» **Material provided**
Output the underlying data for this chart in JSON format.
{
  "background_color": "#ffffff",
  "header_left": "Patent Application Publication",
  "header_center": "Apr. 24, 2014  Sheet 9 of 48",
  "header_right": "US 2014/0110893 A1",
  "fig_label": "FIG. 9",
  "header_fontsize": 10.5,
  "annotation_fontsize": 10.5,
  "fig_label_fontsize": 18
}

» **Work instructions**
The records above should be repeated in full, exactly as given.

» **Right answer**
Output the underlying data for this chart in JSON format.
{
  "background_color": "#ffffff",
  "header_left": "Patent Application Publication",
  "header_center": "Apr. 24, 2014  Sheet 9 of 48",
  "header_right": "US 2014/0110893 A1",
  "fig_label": "FIG. 9",
  "header_fontsize": 10.5,
  "annotation_fontsize": 10.5,
  "fig_label_fontsize": 18
}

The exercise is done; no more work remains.